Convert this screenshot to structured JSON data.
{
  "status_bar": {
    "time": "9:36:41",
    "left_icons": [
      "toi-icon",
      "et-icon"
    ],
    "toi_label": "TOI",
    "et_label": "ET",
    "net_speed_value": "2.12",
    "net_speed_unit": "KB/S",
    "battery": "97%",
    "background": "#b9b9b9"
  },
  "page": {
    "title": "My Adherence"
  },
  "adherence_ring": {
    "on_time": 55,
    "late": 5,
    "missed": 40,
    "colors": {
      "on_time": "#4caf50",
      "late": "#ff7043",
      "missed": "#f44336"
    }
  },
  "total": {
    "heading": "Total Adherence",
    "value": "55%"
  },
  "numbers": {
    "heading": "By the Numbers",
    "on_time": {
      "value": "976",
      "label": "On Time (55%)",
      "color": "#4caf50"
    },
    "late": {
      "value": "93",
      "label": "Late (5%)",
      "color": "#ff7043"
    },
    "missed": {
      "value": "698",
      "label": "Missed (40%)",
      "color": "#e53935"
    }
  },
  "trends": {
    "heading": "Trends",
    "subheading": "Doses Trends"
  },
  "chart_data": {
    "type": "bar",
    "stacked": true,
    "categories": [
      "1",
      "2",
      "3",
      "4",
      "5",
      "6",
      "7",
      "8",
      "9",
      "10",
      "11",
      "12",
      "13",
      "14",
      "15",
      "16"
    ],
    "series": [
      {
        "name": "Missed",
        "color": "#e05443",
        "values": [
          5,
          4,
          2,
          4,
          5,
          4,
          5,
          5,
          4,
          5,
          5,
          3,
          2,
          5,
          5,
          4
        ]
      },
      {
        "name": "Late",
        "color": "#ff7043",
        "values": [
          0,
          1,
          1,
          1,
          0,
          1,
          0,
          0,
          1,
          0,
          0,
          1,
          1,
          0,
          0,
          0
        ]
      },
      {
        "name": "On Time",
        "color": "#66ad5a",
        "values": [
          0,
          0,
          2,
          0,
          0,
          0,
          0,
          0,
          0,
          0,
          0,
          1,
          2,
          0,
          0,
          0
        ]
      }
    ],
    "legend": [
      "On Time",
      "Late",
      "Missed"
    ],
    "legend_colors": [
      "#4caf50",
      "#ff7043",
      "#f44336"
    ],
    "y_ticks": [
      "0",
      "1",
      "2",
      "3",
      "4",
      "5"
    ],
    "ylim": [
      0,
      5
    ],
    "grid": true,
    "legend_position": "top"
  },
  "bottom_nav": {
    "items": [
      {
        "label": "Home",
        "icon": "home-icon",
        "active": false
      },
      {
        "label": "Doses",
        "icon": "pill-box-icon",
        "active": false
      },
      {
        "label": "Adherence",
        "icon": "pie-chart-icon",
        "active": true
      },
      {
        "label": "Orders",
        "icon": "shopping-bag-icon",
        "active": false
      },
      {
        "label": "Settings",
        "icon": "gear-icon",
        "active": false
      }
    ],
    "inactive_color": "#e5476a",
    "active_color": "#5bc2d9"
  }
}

........

Work to be completed: Write the data from above out again, exactly.

Output of the task:
Convert this screenshot to structured JSON data.
{
  "status_bar": {
    "time": "9:36:41",
    "left_icons": [
      "toi-icon",
      "et-icon"
    ],
    "toi_label": "TOI",
    "et_label": "ET",
    "net_speed_value": "2.12",
    "net_speed_unit": "KB/S",
    "battery": "97%",
    "background": "#b9b9b9"
  },
  "page": {
    "title": "My Adherence"
  },
  "adherence_ring": {
    "on_time": 55,
    "late": 5,
    "missed": 40,
    "colors": {
      "on_time": "#4caf50",
      "late": "#ff7043",
      "missed": "#f44336"
    }
  },
  "total": {
    "heading": "Total Adherence",
    "value": "55%"
  },
  "numbers": {
    "heading": "By the Numbers",
    "on_time": {
      "value": "976",
      "label": "On Time (55%)",
      "color": "#4caf50"
    },
    "late": {
      "value": "93",
      "label": "Late (5%)",
      "color": "#ff7043"
    },
    "missed": {
      "value": "698",
      "label": "Missed (40%)",
      "color": "#e53935"
    }
  },
  "trends": {
    "heading": "Trends",
    "subheading": "Doses Trends"
  },
  "chart_data": {
    "type": "bar",
    "stacked": true,
    "categories": [
      "1",
      "2",
      "3",
      "4",
      "5",
      "6",
      "7",
      "8",
      "9",
      "10",
      "11",
      "12",
      "13",
      "14",
      "15",
      "16"
    ],
    "series": [
      {
        "name": "Missed",
        "color": "#e05443",
        "values": [
          5,
          4,
          2,
          4,
          5,
          4,
          5,
          5,
          4,
          5,
          5,
          3,
          2,
          5,
          5,
          4
        ]
      },
      {
        "name": "Late",
        "color": "#ff7043",
        "values": [
          0,
          1,
          1,
          1,
          0,
          1,
          0,
          0,
          1,
          0,
          0,
          1,
          1,
          0,
          0,
          0
        ]
      },
      {
        "name": "On Time",
        "color": "#66ad5a",
        "values": [
          0,
          0,
          2,
          0,
          0,
          0,
          0,
          0,
          0,
          0,
          0,
          1,
          2,
          0,
          0,
          0
        ]
      }
    ],
    "legend": [
      "On Time",
      "Late",
      "Missed"
    ],
    "legend_colors": [
      "#4caf50",
      "#ff7043",
      "#f44336"
    ],
    "y_ticks": [
      "0",
      "1",
      "2",
      "3",
      "4",
      "5"
    ],
    "ylim": [
      0,
      5
    ],
    "grid": true,
    "legend_position": "top"
  },
  "bottom_nav": {
    "items": [
      {
        "label": "Home",
        "icon": "home-icon",
        "active": false
      },
      {
        "label": "Doses",
        "icon": "pill-box-icon",
        "active": false
      },
      {
        "label": "Adherence",
        "icon": "pie-chart-icon",
        "active": true
      },
      {
        "label": "Orders",
        "icon": "shopping-bag-icon",
        "active": false
      },
      {
        "label": "Settings",
        "icon": "gear-icon",
        "active": false
      }
    ],
    "inactive_color": "#e5476a",
    "active_color": "#5bc2d9"
  }
}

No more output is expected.